**THE TASK:** Reproduce each of the lines word for word.

▬▬▬

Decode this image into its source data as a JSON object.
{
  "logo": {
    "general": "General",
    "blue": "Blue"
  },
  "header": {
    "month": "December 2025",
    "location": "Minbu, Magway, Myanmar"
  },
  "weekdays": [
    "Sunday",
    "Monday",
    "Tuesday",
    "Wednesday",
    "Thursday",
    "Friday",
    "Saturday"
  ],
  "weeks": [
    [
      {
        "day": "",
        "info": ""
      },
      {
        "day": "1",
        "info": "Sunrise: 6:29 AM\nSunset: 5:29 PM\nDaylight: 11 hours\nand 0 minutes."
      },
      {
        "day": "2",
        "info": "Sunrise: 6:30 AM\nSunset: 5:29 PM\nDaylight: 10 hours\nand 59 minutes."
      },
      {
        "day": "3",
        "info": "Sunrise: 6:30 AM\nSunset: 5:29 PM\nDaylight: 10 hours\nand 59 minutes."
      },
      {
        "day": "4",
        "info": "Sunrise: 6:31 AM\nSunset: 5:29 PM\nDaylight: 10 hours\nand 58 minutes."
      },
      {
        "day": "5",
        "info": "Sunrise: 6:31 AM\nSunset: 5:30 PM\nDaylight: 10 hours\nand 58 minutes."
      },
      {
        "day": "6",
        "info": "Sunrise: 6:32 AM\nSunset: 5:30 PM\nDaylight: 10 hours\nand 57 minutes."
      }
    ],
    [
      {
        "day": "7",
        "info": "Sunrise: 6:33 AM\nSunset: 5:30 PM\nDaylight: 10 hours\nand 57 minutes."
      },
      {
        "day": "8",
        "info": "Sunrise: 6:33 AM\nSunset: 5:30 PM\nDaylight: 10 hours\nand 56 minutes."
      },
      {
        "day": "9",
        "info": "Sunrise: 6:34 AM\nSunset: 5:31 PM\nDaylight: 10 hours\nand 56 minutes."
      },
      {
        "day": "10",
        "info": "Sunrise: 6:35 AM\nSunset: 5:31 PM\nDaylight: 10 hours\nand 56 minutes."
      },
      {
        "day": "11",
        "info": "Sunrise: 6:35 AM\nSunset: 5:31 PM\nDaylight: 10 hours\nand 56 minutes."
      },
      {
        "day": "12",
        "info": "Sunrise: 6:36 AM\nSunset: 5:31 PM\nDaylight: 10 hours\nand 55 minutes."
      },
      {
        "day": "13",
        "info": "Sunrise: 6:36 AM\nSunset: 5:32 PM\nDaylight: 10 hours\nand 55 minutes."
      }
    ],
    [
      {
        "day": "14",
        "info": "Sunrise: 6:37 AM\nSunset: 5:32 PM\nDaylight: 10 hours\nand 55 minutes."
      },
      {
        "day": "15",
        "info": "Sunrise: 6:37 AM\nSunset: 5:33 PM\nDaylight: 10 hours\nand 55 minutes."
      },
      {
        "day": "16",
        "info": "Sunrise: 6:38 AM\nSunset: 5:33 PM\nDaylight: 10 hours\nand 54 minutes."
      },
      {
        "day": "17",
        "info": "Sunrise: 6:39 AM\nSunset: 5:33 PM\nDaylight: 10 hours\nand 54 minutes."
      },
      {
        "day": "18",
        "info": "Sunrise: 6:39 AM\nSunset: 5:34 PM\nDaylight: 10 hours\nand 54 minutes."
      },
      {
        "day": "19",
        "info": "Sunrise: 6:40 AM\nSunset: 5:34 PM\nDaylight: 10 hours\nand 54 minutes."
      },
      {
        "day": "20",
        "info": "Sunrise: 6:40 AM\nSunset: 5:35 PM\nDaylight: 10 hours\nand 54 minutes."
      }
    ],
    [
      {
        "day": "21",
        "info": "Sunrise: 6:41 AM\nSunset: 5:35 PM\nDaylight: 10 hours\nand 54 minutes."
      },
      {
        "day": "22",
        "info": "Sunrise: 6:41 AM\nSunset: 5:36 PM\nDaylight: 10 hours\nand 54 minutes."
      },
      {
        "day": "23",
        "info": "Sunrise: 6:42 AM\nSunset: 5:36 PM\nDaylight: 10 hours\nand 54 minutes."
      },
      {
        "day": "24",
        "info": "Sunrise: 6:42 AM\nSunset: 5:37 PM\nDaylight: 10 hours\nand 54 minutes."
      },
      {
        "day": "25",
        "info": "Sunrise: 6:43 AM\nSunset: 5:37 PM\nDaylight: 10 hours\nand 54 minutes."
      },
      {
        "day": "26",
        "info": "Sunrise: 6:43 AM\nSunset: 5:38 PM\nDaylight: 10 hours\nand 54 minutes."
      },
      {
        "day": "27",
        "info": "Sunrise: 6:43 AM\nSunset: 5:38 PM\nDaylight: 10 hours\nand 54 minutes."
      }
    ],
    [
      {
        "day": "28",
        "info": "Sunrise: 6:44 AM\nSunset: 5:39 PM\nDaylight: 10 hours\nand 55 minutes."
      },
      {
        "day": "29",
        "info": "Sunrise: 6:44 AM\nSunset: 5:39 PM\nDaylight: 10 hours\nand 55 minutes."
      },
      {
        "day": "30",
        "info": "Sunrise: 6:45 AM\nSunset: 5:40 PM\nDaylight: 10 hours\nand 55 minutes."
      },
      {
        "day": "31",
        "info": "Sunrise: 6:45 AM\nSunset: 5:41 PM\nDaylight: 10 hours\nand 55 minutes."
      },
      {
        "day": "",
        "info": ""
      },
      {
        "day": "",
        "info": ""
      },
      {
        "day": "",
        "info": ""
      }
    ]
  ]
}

▬▬▬

**RESULT OF THIS TASK:**
Decode this image into its source data as a JSON object.
{
  "logo": {
    "general": "General",
    "blue": "Blue"
  },
  "header": {
    "month": "December 2025",
    "location": "Minbu, Magway, Myanmar"
  },
  "weekdays": [
    "Sunday",
    "Monday",
    "Tuesday",
    "Wednesday",
    "Thursday",
    "Friday",
    "Saturday"
  ],
  "weeks": [
    [
      {
        "day": "",
        "info": ""
      },
      {
        "day": "1",
        "info": "Sunrise: 6:29 AM\nSunset: 5:29 PM\nDaylight: 11 hours\nand 0 minutes."
      },
      {
        "day": "2",
        "info": "Sunrise: 6:30 AM\nSunset: 5:29 PM\nDaylight: 10 hours\nand 59 minutes."
      },
      {
        "day": "3",
        "info": "Sunrise: 6:30 AM\nSunset: 5:29 PM\nDaylight: 10 hours\nand 59 minutes."
      },
      {
        "day": "4",
        "info": "Sunrise: 6:31 AM\nSunset: 5:29 PM\nDaylight: 10 hours\nand 58 minutes."
      },
      {
        "day": "5",
        "info": "Sunrise: 6:31 AM\nSunset: 5:30 PM\nDaylight: 10 hours\nand 58 minutes."
      },
      {
        "day": "6",
        "info": "Sunrise: 6:32 AM\nSunset: 5:30 PM\nDaylight: 10 hours\nand 57 minutes."
      }
    ],
    [
      {
        "day": "7",
        "info": "Sunrise: 6:33 AM\nSunset: 5:30 PM\nDaylight: 10 hours\nand 57 minutes."
      },
      {
        "day": "8",
        "info": "Sunrise: 6:33 AM\nSunset: 5:30 PM\nDaylight: 10 hours\nand 56 minutes."
      },
      {
        "day": "9",
        "info": "Sunrise: 6:34 AM\nSunset: 5:31 PM\nDaylight: 10 hours\nand 56 minutes."
      },
      {
        "day": "10",
        "info": "Sunrise: 6:35 AM\nSunset: 5:31 PM\nDaylight: 10 hours\nand 56 minutes."
      },
      {
        "day": "11",
        "info": "Sunrise: 6:35 AM\nSunset: 5:31 PM\nDaylight: 10 hours\nand 56 minutes."
      },
      {
        "day": "12",
        "info": "Sunrise: 6:36 AM\nSunset: 5:31 PM\nDaylight: 10 hours\nand 55 minutes."
      },
      {
        "day": "13",
        "info": "Sunrise: 6:36 AM\nSunset: 5:32 PM\nDaylight: 10 hours\nand 55 minutes."
      }
    ],
    [
      {
        "day": "14",
        "info": "Sunrise: 6:37 AM\nSunset: 5:32 PM\nDaylight: 10 hours\nand 55 minutes."
      },
      {
        "day": "15",
        "info": "Sunrise: 6:37 AM\nSunset: 5:33 PM\nDaylight: 10 hours\nand 55 minutes."
      },
      {
        "day": "16",
        "info": "Sunrise: 6:38 AM\nSunset: 5:33 PM\nDaylight: 10 hours\nand 54 minutes."
      },
      {
        "day": "17",
        "info": "Sunrise: 6:39 AM\nSunset: 5:33 PM\nDaylight: 10 hours\nand 54 minutes."
      },
      {
        "day": "18",
        "info": "Sunrise: 6:39 AM\nSunset: 5:34 PM\nDaylight: 10 hours\nand 54 minutes."
      },
      {
        "day": "19",
        "info": "Sunrise: 6:40 AM\nSunset: 5:34 PM\nDaylight: 10 hours\nand 54 minutes."
      },
      {
        "day": "20",
        "info": "Sunrise: 6:40 AM\nSunset: 5:35 PM\nDaylight: 10 hours\nand 54 minutes."
      }
    ],
    [
      {
        "day": "21",
        "info": "Sunrise: 6:41 AM\nSunset: 5:35 PM\nDaylight: 10 hours\nand 54 minutes."
      },
      {
        "day": "22",
        "info": "Sunrise: 6:41 AM\nSunset: 5:36 PM\nDaylight: 10 hours\nand 54 minutes."
      },
      {
        "day": "23",
        "info": "Sunrise: 6:42 AM\nSunset: 5:36 PM\nDaylight: 10 hours\nand 54 minutes."
      },
      {
        "day": "24",
        "info": "Sunrise: 6:42 AM\nSunset: 5:37 PM\nDaylight: 10 hours\nand 54 minutes."
      },
      {
        "day": "25",
        "info": "Sunrise: 6:43 AM\nSunset: 5:37 PM\nDaylight: 10 hours\nand 54 minutes."
      },
      {
        "day": "26",
        "info": "Sunrise: 6:43 AM\nSunset: 5:38 PM\nDaylight: 10 hours\nand 54 minutes."
      },
      {
        "day": "27",
        "info": "Sunrise: 6:43 AM\nSunset: 5:38 PM\nDaylight: 10 hours\nand 54 minutes."
      }
    ],
    [
      {
        "day": "28",
        "info": "Sunrise: 6:44 AM\nSunset: 5:39 PM\nDaylight: 10 hours\nand 55 minutes."
      },
      {
        "day": "29",
        "info": "Sunrise: 6:44 AM\nSunset: 5:39 PM\nDaylight: 10 hours\nand 55 minutes."
      },
      {
        "day": "30",
        "info": "Sunrise: 6:45 AM\nSunset: 5:40 PM\nDaylight: 10 hours\nand 55 minutes."
      },
      {
        "day": "31",
        "info": "Sunrise: 6:45 AM\nSunset: 5:41 PM\nDaylight: 10 hours\nand 55 minutes."
      },
      {
        "day": "",
        "info": ""
      },
      {
        "day": "",
        "info": ""
      },
      {
        "day": "",
        "info": ""
      }
    ]
  ]
}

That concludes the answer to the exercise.